* [Problem]
Review the material and extract every line in which the word "lebte" occurs.
== Source records
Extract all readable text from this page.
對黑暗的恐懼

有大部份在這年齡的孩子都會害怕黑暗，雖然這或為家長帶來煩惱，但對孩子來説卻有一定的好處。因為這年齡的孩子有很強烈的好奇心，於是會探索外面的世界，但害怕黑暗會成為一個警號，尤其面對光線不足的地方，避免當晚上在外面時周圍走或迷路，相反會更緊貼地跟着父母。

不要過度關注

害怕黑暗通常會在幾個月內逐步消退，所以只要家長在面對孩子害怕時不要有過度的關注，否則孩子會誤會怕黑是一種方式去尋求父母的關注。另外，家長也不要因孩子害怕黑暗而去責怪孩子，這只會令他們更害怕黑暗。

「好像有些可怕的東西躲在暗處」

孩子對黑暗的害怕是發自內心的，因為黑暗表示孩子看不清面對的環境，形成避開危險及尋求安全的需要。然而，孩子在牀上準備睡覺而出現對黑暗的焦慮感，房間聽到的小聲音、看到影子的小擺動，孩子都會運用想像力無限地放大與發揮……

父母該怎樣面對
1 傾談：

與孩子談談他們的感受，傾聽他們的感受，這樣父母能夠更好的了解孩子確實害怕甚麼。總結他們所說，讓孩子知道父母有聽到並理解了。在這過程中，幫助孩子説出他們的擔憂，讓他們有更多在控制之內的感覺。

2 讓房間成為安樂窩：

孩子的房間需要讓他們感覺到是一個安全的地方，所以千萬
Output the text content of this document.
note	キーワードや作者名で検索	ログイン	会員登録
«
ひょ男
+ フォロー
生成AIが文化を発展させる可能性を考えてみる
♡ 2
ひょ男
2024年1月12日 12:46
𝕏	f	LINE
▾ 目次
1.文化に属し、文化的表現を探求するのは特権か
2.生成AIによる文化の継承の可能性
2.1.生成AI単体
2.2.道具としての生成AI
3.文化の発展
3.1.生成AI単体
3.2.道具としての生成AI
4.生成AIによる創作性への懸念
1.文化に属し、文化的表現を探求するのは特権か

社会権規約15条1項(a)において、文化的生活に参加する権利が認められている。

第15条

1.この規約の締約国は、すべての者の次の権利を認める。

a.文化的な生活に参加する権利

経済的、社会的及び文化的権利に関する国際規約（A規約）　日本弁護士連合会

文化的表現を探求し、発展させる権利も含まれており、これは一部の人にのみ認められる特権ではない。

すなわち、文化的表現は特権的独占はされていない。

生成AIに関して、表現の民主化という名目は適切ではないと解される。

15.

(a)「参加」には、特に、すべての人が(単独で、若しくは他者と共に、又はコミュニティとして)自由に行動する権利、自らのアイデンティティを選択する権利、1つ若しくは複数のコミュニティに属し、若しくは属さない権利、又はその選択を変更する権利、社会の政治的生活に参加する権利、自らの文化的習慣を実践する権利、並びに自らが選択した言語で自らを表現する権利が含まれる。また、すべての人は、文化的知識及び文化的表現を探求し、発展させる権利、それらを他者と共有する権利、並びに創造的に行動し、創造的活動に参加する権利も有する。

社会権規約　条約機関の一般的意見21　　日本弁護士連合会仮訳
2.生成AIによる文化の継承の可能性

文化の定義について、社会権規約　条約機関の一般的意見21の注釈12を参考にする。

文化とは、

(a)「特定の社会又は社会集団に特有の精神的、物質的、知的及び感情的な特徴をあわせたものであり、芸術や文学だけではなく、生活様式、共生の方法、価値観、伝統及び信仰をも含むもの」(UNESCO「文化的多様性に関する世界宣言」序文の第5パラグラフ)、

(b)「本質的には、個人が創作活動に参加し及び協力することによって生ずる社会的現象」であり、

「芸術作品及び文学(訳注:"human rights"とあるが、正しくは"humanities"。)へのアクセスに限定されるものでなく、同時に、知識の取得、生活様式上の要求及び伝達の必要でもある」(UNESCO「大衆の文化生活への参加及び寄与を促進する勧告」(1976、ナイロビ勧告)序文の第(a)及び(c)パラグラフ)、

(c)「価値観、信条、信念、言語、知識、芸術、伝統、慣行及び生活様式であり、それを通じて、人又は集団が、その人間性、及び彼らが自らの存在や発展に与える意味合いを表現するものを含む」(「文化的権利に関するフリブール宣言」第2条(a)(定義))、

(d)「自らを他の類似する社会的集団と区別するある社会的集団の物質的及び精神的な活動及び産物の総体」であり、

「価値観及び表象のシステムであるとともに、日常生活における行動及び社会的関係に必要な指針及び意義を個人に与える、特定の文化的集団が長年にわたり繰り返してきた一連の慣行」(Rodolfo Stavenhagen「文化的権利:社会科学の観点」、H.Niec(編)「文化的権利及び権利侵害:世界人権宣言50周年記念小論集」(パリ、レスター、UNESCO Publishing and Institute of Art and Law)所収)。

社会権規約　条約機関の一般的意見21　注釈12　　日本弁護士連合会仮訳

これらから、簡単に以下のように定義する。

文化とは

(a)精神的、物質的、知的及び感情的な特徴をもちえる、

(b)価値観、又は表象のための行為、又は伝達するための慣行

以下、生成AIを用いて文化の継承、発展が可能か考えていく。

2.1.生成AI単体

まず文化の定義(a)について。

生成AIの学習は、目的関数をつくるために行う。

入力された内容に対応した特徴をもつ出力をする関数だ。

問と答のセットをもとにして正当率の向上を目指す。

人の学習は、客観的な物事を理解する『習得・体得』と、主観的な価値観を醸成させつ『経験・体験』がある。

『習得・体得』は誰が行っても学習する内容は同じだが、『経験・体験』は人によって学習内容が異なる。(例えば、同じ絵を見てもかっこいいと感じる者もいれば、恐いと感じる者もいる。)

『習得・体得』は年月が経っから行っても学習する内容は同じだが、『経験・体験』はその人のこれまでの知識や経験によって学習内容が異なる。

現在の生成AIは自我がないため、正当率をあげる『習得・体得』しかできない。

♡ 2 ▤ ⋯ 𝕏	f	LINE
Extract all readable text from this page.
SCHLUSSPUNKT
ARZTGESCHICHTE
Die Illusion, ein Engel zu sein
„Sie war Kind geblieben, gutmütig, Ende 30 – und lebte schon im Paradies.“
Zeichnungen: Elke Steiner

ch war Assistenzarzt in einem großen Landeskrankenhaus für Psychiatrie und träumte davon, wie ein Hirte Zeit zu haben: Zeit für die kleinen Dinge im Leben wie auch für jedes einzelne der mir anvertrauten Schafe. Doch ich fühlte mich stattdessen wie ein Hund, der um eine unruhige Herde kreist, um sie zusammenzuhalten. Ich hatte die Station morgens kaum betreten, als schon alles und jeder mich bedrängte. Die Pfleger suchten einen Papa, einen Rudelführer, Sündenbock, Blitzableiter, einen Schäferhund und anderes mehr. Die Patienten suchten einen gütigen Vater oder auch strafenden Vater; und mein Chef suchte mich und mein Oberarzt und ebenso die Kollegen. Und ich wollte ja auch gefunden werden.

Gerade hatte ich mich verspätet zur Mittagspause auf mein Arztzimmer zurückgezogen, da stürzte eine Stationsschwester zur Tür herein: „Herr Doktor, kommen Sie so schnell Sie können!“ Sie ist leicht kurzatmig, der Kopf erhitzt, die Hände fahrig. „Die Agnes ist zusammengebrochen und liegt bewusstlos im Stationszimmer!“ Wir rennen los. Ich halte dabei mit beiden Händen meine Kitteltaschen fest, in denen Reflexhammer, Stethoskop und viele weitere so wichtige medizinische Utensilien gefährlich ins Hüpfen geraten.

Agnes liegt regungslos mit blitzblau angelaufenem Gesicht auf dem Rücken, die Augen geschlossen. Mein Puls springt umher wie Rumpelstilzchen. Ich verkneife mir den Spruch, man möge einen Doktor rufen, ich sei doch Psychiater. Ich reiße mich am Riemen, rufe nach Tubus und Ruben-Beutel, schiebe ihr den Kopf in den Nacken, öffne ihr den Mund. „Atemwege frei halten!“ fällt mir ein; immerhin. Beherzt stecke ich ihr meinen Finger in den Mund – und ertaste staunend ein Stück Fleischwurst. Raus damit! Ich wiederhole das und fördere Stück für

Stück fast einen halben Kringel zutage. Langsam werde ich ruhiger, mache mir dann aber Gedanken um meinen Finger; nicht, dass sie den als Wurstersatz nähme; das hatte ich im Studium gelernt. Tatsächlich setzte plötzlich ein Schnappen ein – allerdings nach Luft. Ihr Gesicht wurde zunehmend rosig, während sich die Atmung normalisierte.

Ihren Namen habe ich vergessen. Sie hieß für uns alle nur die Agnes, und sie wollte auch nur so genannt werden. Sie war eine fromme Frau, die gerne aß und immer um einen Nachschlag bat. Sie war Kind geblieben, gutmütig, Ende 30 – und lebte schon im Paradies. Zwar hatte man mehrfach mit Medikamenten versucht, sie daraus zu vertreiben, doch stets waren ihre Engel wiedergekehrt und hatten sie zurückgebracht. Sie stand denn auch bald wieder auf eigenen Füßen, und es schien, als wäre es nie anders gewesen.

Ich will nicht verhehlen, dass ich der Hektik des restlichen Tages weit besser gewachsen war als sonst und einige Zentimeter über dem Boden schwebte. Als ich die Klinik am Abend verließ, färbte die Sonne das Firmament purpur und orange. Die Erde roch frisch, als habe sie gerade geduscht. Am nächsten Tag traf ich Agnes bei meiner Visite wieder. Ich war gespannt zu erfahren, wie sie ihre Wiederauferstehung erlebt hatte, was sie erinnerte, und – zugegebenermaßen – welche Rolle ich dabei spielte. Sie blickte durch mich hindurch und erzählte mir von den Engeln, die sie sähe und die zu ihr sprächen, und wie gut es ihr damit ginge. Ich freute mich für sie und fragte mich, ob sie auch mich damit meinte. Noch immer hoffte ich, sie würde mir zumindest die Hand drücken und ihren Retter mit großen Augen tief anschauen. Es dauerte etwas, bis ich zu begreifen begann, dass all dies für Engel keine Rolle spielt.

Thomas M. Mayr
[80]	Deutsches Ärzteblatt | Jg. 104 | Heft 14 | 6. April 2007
====
* [Written response]
„Sie war Kind geblieben, gutmütig, Ende 30 – und lebte schon im Paradies.“
Ihren Namen habe ich vergessen. Sie hieß für uns alle nur die Agnes, und sie wollte auch nur so genannt werden. Sie war eine fromme Frau, die gerne aß und immer um einen Nachschlag bat. Sie war Kind geblieben, gutmütig, Ende 30 – und lebte schon im Paradies. Zwar hatte man mehrfach mit Medikamenten versucht, sie daraus zu vertreiben, doch stets waren ihre Engel wiedergekehrt und hatten sie zurückgebracht. Sie stand denn auch bald wieder auf eigenen Füßen, und es schien, als wäre es nie anders gewesen.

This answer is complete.